[begin PASSAGE TO READ]

EVERETT — As last winter brought gray skies to Snohomish County, Aaron Reardon had every reason to anticipate brighter days ahead.
The top elected official in the state’s third-largest county, Reardon spent much of 2012 laying low during a sex scandal that could have ended in criminal prosecution. He emerged uncharged, his reputation scarred but his job intact.
While his campaign practices remained under scrutiny by state election watchdogs, there was no obvious reason to believe Reardon couldn’t have remained county executive until his third term expired in 2015.
Instead, he stepped down Friday.
Reardon, 42, walked away from office as two members of his former personal staff are the focus of an ongoing King County Sheriff’s Office investigation into possible criminal harassment of other elected county leaders.
He also leaves behind myriad unanswered questions. What did he know? When did he know it? What was it about this particular dustup that would cause him to call it quits?
In his surprise February resignation speech, Reardon said he’d been worn down, financially and emotionally. He claimed the controversies dogging him were well-orchestrated “false and scurrilous” attacks by political enemies.
But the scandal that ultimately cost Reardon his job — furor over anonymous records requests apparently designed to snoop on his political rivals — was rooted within his own office.
As more evidence surfaces, it’s clear that if Reardon wasn’t directly involved in the charade himself, he lacked the management to detect that people he hired, sitting just feet away, were up to political mischief on his behalf.
To some, Reardon’s conservative Democratic leanings and unbeaten campaign record put him on the fast track to bigger things, perhaps the governor’s mansion or Congress. Still, the problems that punctuated his nine years in the county’s top job provided reasons to doubt whether he had the low gears and discipline necessary for the daily grind of governance.
There were lawsuits, mostly from women, over unaddressed sexual harassment in the county workplace. There was the out-of-control alcoholic he hired to run the planning department, who never got a performance evaluation. There was his inability to develop or keep productive working relationships with a Who’s Who of local elected leaders.

[end PASSAGE TO READ]
[begin DATA SHOWN]

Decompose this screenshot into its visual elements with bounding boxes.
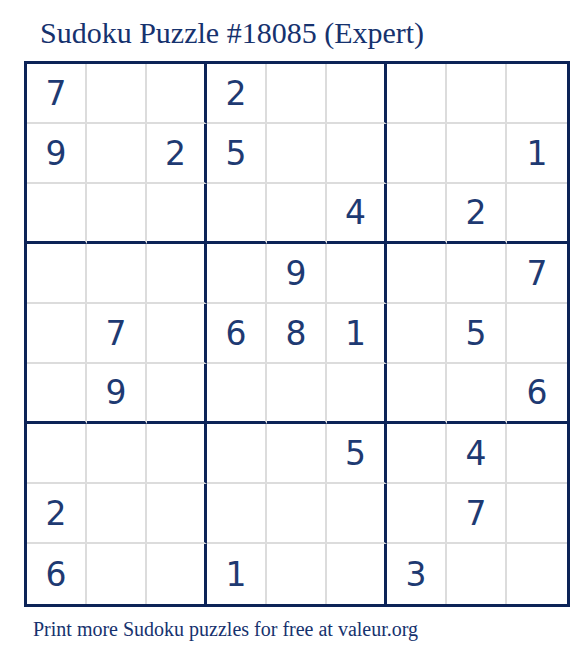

[end DATA SHOWN]

• WHAT IS ASKED: In the article about Aaron Reardon, what reasons did he give in his resignation speech for leaving office? Answer in one to three sentences.

• WRITTEN SOLUTION: Reardon said he had been worn down, both financially and emotionally. He also claimed that the controversies dogging him were well-orchestrated "false and scurrilous" attacks by political enemies.